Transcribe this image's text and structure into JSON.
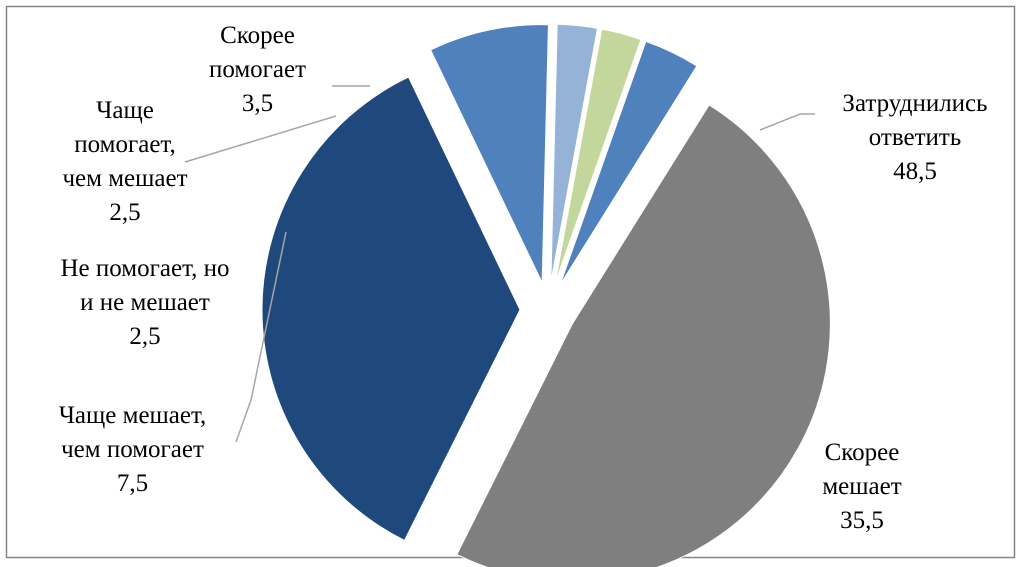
{
  "chart_data": {
    "type": "pie",
    "title": "",
    "slices": [
      {
        "label": "Затруднились ответить",
        "value": 48.5,
        "value_text": "48,5",
        "color": "#7f7f7f"
      },
      {
        "label": "Скорее мешает",
        "value": 35.5,
        "value_text": "35,5",
        "color": "#1f497d"
      },
      {
        "label": "Чаще мешает, чем помогает",
        "value": 7.5,
        "value_text": "7,5",
        "color": "#4f81bd"
      },
      {
        "label": "Не помогает, но и не мешает",
        "value": 2.5,
        "value_text": "2,5",
        "color": "#95b3d7"
      },
      {
        "label": "Чаще помогает, чем мешает",
        "value": 2.5,
        "value_text": "2,5",
        "color": "#c3d69b"
      },
      {
        "label": "Скорее помогает",
        "value": 3.5,
        "value_text": "3,5",
        "color": "#4f81bd"
      }
    ],
    "label_lines": [
      [
        "Затруднились",
        "ответить"
      ],
      [
        "Скорее",
        "мешает"
      ],
      [
        "Чаще мешает,",
        "чем помогает"
      ],
      [
        "Не помогает, но",
        "и не мешает"
      ],
      [
        "Чаще",
        "помогает,",
        "чем мешает"
      ],
      [
        "Скорее",
        "помогает"
      ]
    ],
    "legend": "none",
    "data_labels": "category and value"
  }
}
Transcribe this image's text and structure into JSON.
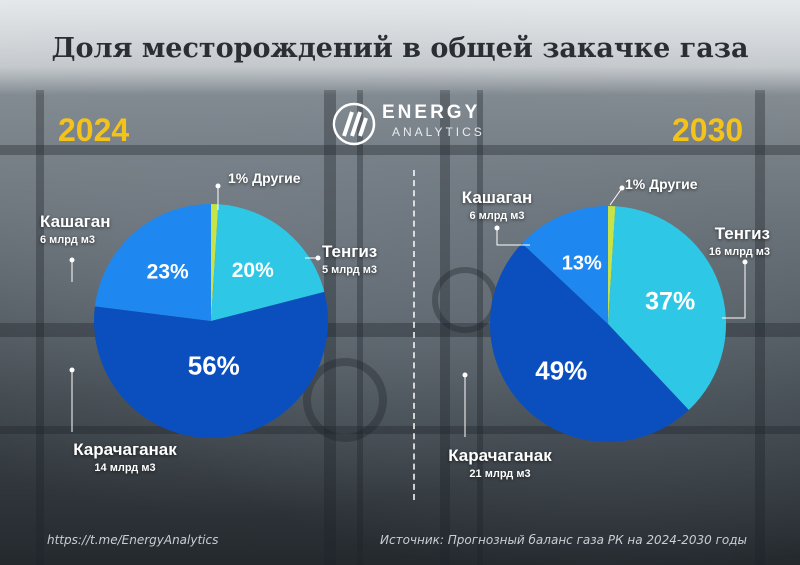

+ + + + +

• _Written exercise_
Retype all of the entries exactly as written, leaving out any images.

• _Task response_
Transcribe this image's text and structure into JSON.
{
  "chart_data": {
    "type": "pie",
    "title": "",
    "slices": [
      {
        "label": "Затруднились ответить",
        "value": 48.5,
        "value_text": "48,5",
        "color": "#7f7f7f"
      },
      {
        "label": "Скорее мешает",
        "value": 35.5,
        "value_text": "35,5",
        "color": "#1f497d"
      },
      {
        "label": "Чаще мешает, чем помогает",
        "value": 7.5,
        "value_text": "7,5",
        "color": "#4f81bd"
      },
      {
        "label": "Не помогает, но и не мешает",
        "value": 2.5,
        "value_text": "2,5",
        "color": "#95b3d7"
      },
      {
        "label": "Чаще помогает, чем мешает",
        "value": 2.5,
        "value_text": "2,5",
        "color": "#c3d69b"
      },
      {
        "label": "Скорее помогает",
        "value": 3.5,
        "value_text": "3,5",
        "color": "#4f81bd"
      }
    ],
    "label_lines": [
      [
        "Затруднились",
        "ответить"
      ],
      [
        "Скорее",
        "мешает"
      ],
      [
        "Чаще мешает,",
        "чем помогает"
      ],
      [
        "Не помогает, но",
        "и не мешает"
      ],
      [
        "Чаще",
        "помогает,",
        "чем мешает"
      ],
      [
        "Скорее",
        "помогает"
      ]
    ],
    "legend": "none",
    "data_labels": "category and value"
  }
}
Transcribe this image's text and structure into JSON.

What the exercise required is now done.